> _Written request_:
Filter for the word "blue" and keep each matching line.

> _Given data_:
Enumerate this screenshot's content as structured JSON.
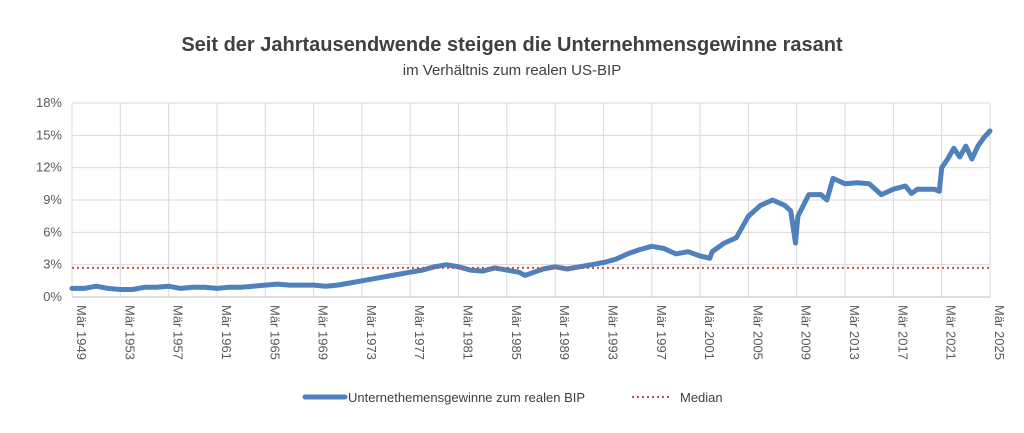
{
  "chart_data": {
    "type": "line",
    "title": "Seit der Jahrtausendwende steigen die Unternehmensgewinne rasant",
    "subtitle": "im Verhältnis zum realen US-BIP",
    "xlabel": "",
    "ylabel": "",
    "ylim": [
      0,
      18
    ],
    "y_ticks": [
      "0%",
      "3%",
      "6%",
      "9%",
      "12%",
      "15%",
      "18%"
    ],
    "y_tick_values": [
      0,
      3,
      6,
      9,
      12,
      15,
      18
    ],
    "x_range": [
      1949,
      2025
    ],
    "x_ticks": [
      "Mär 1949",
      "Mär 1953",
      "Mär 1957",
      "Mär 1961",
      "Mär 1965",
      "Mär 1969",
      "Mär 1973",
      "Mär 1977",
      "Mär 1981",
      "Mär 1985",
      "Mär 1989",
      "Mär 1993",
      "Mär 1997",
      "Mär 2001",
      "Mär 2005",
      "Mär 2009",
      "Mär 2013",
      "Mär 2017",
      "Mär 2021",
      "Mär 2025"
    ],
    "x_tick_values": [
      1949,
      1953,
      1957,
      1961,
      1965,
      1969,
      1973,
      1977,
      1981,
      1985,
      1989,
      1993,
      1997,
      2001,
      2005,
      2009,
      2013,
      2017,
      2021,
      2025
    ],
    "grid": true,
    "legend_position": "bottom",
    "series": [
      {
        "name": "Unternethemensgewinne zum realen BIP",
        "color": "#4f81bd",
        "x": [
          1949,
          1950,
          1951,
          1952,
          1953,
          1954,
          1955,
          1956,
          1957,
          1958,
          1959,
          1960,
          1961,
          1962,
          1963,
          1964,
          1965,
          1966,
          1967,
          1968,
          1969,
          1970,
          1971,
          1972,
          1973,
          1974,
          1975,
          1976,
          1977,
          1978,
          1979,
          1980,
          1981,
          1982,
          1983,
          1984,
          1985,
          1986,
          1986.5,
          1987,
          1988,
          1989,
          1990,
          1991,
          1992,
          1993,
          1994,
          1995,
          1996,
          1997,
          1998,
          1999,
          2000,
          2001,
          2001.8,
          2002,
          2003,
          2004,
          2005,
          2006,
          2007,
          2008,
          2008.5,
          2008.9,
          2009.1,
          2010,
          2011,
          2011.5,
          2012,
          2013,
          2014,
          2015,
          2016,
          2017,
          2018,
          2018.5,
          2019,
          2020,
          2020.4,
          2020.8,
          2021,
          2021.5,
          2022,
          2022.5,
          2023,
          2023.5,
          2024,
          2024.5,
          2025
        ],
        "values": [
          0.8,
          0.8,
          1.0,
          0.8,
          0.7,
          0.7,
          0.9,
          0.9,
          1.0,
          0.8,
          0.9,
          0.9,
          0.8,
          0.9,
          0.9,
          1.0,
          1.1,
          1.2,
          1.1,
          1.1,
          1.1,
          1.0,
          1.1,
          1.3,
          1.5,
          1.7,
          1.9,
          2.1,
          2.3,
          2.5,
          2.8,
          3.0,
          2.8,
          2.5,
          2.4,
          2.7,
          2.5,
          2.3,
          2.0,
          2.2,
          2.6,
          2.8,
          2.6,
          2.8,
          3.0,
          3.2,
          3.5,
          4.0,
          4.4,
          4.7,
          4.5,
          4.0,
          4.2,
          3.8,
          3.6,
          4.2,
          5.0,
          5.5,
          7.5,
          8.5,
          9.0,
          8.5,
          8.0,
          5.0,
          7.5,
          9.5,
          9.5,
          9.0,
          11.0,
          10.5,
          10.6,
          10.5,
          9.5,
          10.0,
          10.3,
          9.6,
          10.0,
          10.0,
          10.0,
          9.8,
          12.0,
          12.8,
          13.8,
          13.0,
          14.0,
          12.8,
          14.0,
          14.8,
          15.4
        ]
      },
      {
        "name": "Median",
        "color": "#c0504d",
        "x": [
          1949,
          2025
        ],
        "values": [
          2.7,
          2.7
        ]
      }
    ]
  }
}
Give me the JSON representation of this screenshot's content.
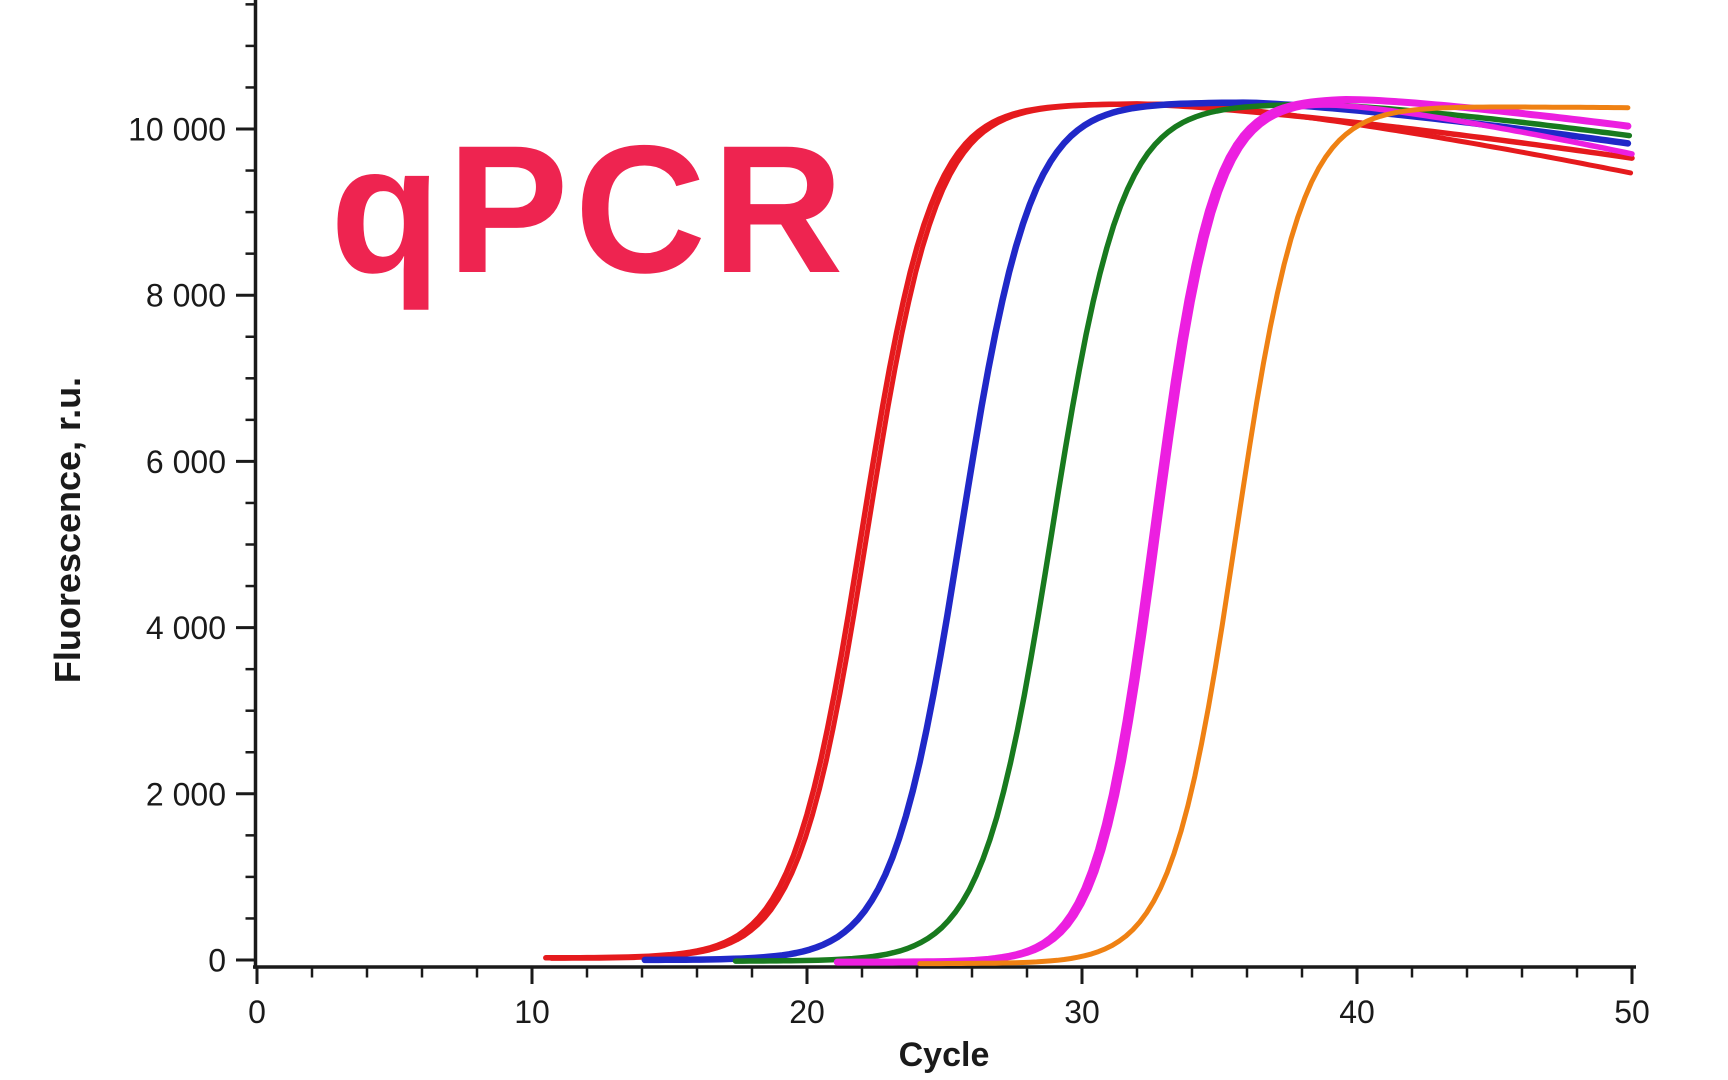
{
  "watermark": {
    "text": "qPCR",
    "color": "#EE2450"
  },
  "chart_data": {
    "type": "line",
    "title": "qPCR",
    "xlabel": "Cycle",
    "ylabel": "Fluorescence, r.u.",
    "xlim": [
      0,
      50
    ],
    "ylim": [
      0,
      11500
    ],
    "x_major_ticks": [
      0,
      10,
      20,
      30,
      40,
      50
    ],
    "x_minor_step": 2,
    "y_major_ticks": [
      0,
      2000,
      4000,
      6000,
      8000,
      10000
    ],
    "y_tick_labels": [
      "0",
      "2 000",
      "4 000",
      "6 000",
      "8 000",
      "10 000"
    ],
    "y_minor_step": 500,
    "grid": false,
    "legend": false,
    "axis_color": "#1a1a1a",
    "background": "#ffffff",
    "description": "qPCR amplification curves: five dye colors (red, blue, green, magenta, orange) with successively later threshold cycles; red and magenta appear as duplicate traces that diverge after plateau.",
    "sampled_cycles": [
      10,
      15,
      20,
      25,
      30,
      35,
      40,
      45,
      50
    ],
    "series": [
      {
        "name": "red-trace-b",
        "color": "#E51A1D",
        "stroke_width": 5,
        "baseline": 18,
        "ct_midpoint": 22.2,
        "slope_k": 0.8,
        "plateau": 10285,
        "decline_start": 33.5,
        "end_value": 9450,
        "sampled_fluorescence": [
          20,
          70,
          1600,
          9300,
          10290,
          10280,
          10140,
          9860,
          9470
        ]
      },
      {
        "name": "red-trace-a",
        "color": "#E51A1D",
        "stroke_width": 5.5,
        "baseline": 25,
        "ct_midpoint": 22.0,
        "slope_k": 0.8,
        "plateau": 10280,
        "decline_start": 32,
        "end_value": 9625,
        "sampled_fluorescence": [
          25,
          75,
          1730,
          9430,
          10300,
          10260,
          10100,
          9910,
          9650
        ]
      },
      {
        "name": "blue-trace",
        "color": "#2028C8",
        "stroke_width": 6.5,
        "baseline": 0,
        "ct_midpoint": 25.6,
        "slope_k": 0.8,
        "plateau": 10320,
        "decline_start": 36,
        "end_value": 9820,
        "sampled_fluorescence": [
          0,
          0,
          125,
          3950,
          10030,
          10320,
          10220,
          10040,
          9820
        ]
      },
      {
        "name": "green-trace",
        "color": "#187A1E",
        "stroke_width": 5.5,
        "baseline": -14,
        "ct_midpoint": 28.9,
        "slope_k": 0.8,
        "plateau": 10315,
        "decline_start": 38.5,
        "end_value": 9930,
        "sampled_fluorescence": [
          0,
          0,
          10,
          440,
          7280,
          10230,
          10280,
          10115,
          9915
        ]
      },
      {
        "name": "magenta-trace-b",
        "color": "#EC1FE0",
        "stroke_width": 5.5,
        "baseline": -30,
        "ct_midpoint": 32.75,
        "slope_k": 0.95,
        "plateau": 10370,
        "decline_start": 38,
        "end_value": 9730,
        "sampled_fluorescence": [
          0,
          0,
          5,
          15,
          820,
          9380,
          10280,
          10020,
          9700
        ]
      },
      {
        "name": "magenta-trace-a",
        "color": "#EC1FE0",
        "stroke_width": 7,
        "baseline": -26,
        "ct_midpoint": 32.6,
        "slope_k": 0.95,
        "plateau": 10395,
        "decline_start": 39.5,
        "end_value": 10055,
        "sampled_fluorescence": [
          0,
          0,
          5,
          12,
          810,
          9400,
          10360,
          10220,
          10030
        ]
      },
      {
        "name": "orange-trace",
        "color": "#EF8113",
        "stroke_width": 5,
        "baseline": -44,
        "ct_midpoint": 35.6,
        "slope_k": 0.85,
        "plateau": 10315,
        "decline_start": 43,
        "end_value": 10300,
        "sampled_fluorescence": [
          0,
          0,
          0,
          1,
          90,
          3860,
          10050,
          10270,
          10255
        ]
      }
    ]
  }
}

> _Output of the exercise_:
    "description": "qPCR amplification curves: five dye colors (red, blue, green, magenta, orange) with successively later threshold cycles; red and magenta appear as duplicate traces that diverge after plateau.",
        "name": "blue-trace",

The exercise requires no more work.